WORK ORDER:
The lines to return are those below that contain the word "Iako".

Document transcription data
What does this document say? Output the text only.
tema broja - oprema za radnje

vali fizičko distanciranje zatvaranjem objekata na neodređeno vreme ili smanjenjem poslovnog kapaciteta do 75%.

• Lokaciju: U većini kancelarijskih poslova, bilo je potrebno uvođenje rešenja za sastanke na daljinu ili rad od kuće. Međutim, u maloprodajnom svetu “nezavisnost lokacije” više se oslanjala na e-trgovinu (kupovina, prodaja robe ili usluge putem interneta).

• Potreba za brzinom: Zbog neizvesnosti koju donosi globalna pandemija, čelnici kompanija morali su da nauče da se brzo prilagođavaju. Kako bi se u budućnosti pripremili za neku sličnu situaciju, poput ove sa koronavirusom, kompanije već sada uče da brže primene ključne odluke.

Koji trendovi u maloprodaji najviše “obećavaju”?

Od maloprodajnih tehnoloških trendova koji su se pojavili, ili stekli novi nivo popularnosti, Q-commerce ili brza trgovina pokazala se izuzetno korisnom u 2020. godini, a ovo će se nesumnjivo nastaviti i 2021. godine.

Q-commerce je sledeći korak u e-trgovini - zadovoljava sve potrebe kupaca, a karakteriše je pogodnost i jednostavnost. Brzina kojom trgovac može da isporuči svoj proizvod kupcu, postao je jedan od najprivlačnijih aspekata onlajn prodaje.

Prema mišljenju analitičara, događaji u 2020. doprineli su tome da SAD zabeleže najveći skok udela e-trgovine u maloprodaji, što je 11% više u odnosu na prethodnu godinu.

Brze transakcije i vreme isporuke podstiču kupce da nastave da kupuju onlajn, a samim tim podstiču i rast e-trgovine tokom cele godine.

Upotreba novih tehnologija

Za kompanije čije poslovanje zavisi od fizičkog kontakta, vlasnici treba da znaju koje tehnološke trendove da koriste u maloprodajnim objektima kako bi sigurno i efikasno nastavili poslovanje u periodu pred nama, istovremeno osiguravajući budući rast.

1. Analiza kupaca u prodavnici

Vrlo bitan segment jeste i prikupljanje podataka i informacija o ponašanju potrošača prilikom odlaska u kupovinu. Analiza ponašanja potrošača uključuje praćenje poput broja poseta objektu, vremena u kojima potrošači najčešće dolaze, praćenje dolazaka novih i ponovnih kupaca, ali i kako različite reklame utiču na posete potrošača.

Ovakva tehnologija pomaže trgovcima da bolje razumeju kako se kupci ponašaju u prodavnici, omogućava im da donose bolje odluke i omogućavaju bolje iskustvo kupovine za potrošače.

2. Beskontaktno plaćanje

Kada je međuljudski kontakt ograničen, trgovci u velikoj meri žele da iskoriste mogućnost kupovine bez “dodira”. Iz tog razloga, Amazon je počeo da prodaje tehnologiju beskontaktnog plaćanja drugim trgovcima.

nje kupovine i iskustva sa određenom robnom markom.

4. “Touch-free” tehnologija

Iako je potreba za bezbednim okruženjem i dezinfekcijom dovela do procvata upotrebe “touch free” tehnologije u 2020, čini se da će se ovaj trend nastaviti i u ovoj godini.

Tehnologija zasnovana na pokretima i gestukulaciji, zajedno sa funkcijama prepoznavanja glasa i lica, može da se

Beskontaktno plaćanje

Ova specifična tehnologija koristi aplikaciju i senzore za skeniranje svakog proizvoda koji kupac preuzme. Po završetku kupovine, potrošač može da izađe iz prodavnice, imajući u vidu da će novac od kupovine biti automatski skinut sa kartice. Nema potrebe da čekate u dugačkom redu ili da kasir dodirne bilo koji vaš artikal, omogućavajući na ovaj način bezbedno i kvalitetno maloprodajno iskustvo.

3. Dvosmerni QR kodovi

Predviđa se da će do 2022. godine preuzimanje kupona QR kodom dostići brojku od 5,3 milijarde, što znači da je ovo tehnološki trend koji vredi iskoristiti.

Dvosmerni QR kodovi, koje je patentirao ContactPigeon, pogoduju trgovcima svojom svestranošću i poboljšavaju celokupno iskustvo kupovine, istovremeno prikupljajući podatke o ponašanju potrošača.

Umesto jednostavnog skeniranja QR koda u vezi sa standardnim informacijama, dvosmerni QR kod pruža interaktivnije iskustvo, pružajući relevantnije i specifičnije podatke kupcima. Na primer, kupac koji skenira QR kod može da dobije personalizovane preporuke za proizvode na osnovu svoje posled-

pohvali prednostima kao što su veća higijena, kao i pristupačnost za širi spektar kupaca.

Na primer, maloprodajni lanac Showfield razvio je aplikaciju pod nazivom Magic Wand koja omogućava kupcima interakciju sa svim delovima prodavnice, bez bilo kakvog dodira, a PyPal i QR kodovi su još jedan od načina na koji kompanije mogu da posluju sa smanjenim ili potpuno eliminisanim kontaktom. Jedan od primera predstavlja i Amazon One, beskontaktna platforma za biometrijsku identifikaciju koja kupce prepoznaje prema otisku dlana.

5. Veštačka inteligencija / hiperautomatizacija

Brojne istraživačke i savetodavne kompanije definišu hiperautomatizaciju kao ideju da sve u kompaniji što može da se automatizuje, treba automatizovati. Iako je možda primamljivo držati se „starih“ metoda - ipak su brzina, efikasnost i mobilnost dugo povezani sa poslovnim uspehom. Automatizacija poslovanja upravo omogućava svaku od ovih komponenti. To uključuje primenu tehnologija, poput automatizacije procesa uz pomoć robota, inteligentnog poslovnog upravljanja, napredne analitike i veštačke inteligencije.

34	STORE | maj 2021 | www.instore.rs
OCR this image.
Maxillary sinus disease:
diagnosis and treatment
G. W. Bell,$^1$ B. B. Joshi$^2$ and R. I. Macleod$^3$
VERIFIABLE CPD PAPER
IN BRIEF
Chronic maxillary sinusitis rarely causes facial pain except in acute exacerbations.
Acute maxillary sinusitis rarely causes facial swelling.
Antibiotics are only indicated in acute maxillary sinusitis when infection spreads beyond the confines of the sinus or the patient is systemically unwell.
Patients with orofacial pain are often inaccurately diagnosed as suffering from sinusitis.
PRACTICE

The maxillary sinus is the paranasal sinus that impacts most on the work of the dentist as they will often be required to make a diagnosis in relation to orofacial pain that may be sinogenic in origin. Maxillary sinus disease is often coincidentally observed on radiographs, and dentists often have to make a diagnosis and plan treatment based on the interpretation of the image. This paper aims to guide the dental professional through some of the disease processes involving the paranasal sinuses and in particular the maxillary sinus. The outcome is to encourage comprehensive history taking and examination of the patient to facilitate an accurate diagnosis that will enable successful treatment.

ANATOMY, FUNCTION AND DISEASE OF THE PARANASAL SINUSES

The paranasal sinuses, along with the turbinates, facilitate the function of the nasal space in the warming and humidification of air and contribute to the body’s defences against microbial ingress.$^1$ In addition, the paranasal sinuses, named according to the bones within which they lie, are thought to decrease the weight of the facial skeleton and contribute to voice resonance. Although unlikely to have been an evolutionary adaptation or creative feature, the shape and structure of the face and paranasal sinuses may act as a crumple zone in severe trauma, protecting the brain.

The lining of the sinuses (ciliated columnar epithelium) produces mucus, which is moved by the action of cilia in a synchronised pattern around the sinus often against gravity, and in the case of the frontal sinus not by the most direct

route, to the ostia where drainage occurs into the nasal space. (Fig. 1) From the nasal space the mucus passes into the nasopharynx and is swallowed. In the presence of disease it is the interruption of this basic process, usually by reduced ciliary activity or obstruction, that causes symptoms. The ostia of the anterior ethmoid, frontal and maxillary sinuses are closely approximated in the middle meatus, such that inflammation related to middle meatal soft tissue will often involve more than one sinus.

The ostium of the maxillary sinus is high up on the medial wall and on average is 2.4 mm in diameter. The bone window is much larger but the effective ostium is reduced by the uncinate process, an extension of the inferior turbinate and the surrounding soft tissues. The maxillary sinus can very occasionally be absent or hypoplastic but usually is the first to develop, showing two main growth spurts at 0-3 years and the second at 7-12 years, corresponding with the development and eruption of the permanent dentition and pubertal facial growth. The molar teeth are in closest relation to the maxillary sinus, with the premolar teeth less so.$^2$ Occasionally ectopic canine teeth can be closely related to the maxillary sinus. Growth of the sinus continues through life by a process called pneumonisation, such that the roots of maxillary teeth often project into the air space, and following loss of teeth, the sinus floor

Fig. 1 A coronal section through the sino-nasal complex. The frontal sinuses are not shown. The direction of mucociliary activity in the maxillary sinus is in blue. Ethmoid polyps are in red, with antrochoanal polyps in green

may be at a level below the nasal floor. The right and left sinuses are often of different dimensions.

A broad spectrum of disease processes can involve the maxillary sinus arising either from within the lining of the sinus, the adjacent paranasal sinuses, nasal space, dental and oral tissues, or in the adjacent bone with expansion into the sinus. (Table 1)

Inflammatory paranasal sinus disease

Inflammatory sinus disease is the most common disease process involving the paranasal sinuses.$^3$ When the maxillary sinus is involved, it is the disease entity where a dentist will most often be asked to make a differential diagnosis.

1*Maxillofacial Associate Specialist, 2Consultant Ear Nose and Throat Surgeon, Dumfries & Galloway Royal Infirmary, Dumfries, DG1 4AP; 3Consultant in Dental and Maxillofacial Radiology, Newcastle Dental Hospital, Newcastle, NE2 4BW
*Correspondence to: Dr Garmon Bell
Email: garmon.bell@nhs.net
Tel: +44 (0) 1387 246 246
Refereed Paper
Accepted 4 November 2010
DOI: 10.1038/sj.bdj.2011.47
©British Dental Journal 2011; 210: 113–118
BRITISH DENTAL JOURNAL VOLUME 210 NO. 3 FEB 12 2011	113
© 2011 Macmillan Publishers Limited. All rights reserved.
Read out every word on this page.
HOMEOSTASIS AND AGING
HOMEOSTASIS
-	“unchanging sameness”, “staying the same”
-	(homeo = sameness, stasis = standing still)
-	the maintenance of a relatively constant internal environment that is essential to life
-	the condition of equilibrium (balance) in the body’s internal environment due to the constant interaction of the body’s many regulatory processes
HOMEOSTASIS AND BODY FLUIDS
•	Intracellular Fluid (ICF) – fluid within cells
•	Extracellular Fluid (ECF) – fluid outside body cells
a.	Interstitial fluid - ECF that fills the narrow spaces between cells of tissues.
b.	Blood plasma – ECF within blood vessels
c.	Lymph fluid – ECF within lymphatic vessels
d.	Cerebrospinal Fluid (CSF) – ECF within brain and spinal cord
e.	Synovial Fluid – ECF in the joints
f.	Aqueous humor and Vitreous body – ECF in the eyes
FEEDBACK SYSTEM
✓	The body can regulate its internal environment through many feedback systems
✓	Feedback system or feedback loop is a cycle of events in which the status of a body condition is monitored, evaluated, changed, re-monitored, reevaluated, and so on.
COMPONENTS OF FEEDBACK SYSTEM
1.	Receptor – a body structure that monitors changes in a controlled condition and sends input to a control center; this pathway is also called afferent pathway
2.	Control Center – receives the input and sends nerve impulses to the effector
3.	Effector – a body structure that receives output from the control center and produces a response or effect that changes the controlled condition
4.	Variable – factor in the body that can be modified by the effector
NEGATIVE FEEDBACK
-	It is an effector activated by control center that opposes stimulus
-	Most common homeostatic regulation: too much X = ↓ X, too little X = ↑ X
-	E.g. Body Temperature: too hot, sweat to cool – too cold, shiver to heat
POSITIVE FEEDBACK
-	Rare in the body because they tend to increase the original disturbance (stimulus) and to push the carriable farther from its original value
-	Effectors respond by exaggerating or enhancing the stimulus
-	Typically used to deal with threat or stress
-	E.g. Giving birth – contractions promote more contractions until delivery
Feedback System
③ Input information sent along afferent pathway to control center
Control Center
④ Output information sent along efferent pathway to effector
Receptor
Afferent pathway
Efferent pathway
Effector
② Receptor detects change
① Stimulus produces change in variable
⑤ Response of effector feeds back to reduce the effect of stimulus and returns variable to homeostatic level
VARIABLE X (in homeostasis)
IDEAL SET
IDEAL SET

PROBLEM SOLUTION:
Iako je potreba za bezbednim okruženjem i dezinfekcijom dovela do procvata upotrebe “touch free” tehnologije u 2020, čini se da će se ovaj trend nastaviti i u ovoj godini.
Brojne istraživačke i savetodavne kompanije definišu hiperautomatizaciju kao ideju da sve u kompaniji što može da se automatizuje, treba automatizovati. Iako je možda primamljivo držati se „starih“ metoda - ipak su brzina, efikasnost i mobilnost dugo povezani sa poslovnim uspehom. Automatizacija poslovanja upravo omogućava svaku od ovih komponenti. To uključuje primenu tehnologija, poput automatizacije procesa uz pomoć robota, inteligentnog poslovnog upravljanja, napredne analitike i veštačke inteligencije.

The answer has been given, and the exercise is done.